## EXERCISE OBJECTIVE:
Extract each line of the records below that contains the word "Arrival".

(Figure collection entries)
***
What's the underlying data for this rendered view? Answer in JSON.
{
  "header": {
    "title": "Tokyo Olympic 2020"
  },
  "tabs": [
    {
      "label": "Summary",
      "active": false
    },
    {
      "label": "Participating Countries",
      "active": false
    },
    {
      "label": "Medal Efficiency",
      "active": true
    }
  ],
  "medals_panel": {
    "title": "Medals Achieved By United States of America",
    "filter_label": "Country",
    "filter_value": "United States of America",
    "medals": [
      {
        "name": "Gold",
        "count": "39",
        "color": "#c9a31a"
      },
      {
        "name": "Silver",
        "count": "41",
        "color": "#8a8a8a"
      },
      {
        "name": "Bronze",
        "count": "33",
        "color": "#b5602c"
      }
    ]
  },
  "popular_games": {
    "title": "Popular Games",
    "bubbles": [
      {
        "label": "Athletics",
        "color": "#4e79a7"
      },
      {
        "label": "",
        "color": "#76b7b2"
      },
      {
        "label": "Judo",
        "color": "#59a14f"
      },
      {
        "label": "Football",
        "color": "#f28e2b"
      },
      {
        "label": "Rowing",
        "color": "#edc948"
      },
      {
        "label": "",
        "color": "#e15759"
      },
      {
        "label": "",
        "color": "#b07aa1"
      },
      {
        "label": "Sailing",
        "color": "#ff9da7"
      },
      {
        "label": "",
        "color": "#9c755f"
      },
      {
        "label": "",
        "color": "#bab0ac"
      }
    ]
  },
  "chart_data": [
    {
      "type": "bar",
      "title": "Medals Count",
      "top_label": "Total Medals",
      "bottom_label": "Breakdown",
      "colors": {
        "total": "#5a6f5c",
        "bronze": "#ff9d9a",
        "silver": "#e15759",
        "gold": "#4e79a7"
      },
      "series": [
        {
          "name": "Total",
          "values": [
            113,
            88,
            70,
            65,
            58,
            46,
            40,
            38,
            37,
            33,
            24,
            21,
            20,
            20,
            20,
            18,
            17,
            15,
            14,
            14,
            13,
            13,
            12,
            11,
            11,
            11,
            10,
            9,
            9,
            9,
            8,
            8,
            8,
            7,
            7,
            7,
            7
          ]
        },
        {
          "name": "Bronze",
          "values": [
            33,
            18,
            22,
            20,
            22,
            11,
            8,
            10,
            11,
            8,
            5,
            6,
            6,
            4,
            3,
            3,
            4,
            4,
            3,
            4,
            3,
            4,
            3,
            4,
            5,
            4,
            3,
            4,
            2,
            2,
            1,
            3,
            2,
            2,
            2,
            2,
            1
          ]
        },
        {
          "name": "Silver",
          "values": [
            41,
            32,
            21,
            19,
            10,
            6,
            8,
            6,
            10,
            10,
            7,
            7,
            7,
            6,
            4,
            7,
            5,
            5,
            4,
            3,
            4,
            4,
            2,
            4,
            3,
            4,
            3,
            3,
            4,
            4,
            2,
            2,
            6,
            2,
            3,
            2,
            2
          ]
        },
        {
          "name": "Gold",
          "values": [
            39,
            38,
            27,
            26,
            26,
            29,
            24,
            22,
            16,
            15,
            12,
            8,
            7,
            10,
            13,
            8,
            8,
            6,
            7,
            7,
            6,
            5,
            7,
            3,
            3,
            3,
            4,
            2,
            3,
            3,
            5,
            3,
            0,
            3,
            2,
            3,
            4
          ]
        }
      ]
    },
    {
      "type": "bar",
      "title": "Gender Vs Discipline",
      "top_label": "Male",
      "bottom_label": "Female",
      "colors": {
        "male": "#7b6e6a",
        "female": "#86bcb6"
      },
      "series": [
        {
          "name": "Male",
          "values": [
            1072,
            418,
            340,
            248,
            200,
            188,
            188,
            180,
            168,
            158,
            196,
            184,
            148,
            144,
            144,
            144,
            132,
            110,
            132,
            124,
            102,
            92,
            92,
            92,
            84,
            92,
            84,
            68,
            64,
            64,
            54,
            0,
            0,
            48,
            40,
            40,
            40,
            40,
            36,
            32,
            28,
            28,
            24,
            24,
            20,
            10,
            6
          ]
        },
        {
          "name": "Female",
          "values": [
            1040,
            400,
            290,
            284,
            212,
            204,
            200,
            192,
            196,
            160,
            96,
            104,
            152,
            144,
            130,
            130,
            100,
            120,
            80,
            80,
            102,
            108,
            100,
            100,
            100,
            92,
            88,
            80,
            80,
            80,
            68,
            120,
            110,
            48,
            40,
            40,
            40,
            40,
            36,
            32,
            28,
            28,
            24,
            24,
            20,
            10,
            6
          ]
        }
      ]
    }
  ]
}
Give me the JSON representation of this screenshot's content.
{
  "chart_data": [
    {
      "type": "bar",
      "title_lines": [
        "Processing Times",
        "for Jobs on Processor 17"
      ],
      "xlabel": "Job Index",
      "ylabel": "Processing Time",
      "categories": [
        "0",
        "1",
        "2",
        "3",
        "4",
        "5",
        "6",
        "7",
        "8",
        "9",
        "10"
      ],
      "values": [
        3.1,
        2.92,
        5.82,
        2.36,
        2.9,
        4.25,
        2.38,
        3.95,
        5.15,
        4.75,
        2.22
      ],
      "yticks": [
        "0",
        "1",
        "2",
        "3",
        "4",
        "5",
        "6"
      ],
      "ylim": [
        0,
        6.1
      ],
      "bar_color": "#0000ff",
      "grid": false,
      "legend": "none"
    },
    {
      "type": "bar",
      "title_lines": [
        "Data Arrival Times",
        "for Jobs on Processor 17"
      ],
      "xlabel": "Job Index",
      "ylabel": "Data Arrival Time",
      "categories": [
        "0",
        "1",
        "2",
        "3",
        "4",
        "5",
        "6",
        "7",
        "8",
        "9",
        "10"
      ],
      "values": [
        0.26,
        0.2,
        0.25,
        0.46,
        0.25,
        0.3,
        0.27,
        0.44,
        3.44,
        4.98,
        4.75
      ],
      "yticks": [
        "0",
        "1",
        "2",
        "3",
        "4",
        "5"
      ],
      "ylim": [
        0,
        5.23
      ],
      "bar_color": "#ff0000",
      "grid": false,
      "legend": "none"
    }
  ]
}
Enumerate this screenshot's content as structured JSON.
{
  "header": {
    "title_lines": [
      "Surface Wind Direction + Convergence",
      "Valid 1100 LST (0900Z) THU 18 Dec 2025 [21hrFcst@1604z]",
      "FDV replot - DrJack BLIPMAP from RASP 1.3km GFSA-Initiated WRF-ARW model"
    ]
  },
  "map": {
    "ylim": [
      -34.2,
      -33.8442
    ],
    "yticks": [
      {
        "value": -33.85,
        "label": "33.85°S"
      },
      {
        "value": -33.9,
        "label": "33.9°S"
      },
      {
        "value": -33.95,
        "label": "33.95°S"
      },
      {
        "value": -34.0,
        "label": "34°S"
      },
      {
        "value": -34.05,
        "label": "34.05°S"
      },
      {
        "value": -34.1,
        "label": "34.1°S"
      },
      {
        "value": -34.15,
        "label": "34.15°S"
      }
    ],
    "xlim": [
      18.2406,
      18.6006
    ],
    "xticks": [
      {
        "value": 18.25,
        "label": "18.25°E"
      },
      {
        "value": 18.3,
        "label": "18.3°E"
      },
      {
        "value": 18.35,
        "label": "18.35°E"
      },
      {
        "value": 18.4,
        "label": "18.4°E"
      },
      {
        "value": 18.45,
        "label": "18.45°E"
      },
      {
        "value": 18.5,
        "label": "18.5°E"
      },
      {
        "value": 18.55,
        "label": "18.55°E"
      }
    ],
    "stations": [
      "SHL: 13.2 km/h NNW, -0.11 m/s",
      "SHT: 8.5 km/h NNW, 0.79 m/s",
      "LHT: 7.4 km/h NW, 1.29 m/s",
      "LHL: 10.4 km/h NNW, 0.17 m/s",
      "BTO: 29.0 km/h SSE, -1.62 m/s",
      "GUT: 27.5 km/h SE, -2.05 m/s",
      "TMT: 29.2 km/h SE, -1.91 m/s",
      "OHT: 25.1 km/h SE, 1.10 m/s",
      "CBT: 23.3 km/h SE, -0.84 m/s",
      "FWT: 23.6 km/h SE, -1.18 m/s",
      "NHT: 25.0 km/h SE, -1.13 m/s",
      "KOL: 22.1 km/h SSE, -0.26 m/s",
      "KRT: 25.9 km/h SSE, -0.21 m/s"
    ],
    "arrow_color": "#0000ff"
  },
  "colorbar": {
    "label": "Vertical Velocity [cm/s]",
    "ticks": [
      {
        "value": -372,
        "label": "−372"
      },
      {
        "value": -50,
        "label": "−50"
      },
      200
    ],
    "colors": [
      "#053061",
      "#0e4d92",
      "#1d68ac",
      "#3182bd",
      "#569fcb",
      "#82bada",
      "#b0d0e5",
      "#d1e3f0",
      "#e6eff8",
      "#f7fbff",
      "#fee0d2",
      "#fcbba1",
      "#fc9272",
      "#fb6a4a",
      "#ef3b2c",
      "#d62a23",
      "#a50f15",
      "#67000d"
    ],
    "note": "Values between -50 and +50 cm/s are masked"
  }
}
***
## SOLUTION FOR THIS PROBLEM:
        "Data Arrival Times",
      "ylabel": "Data Arrival Time",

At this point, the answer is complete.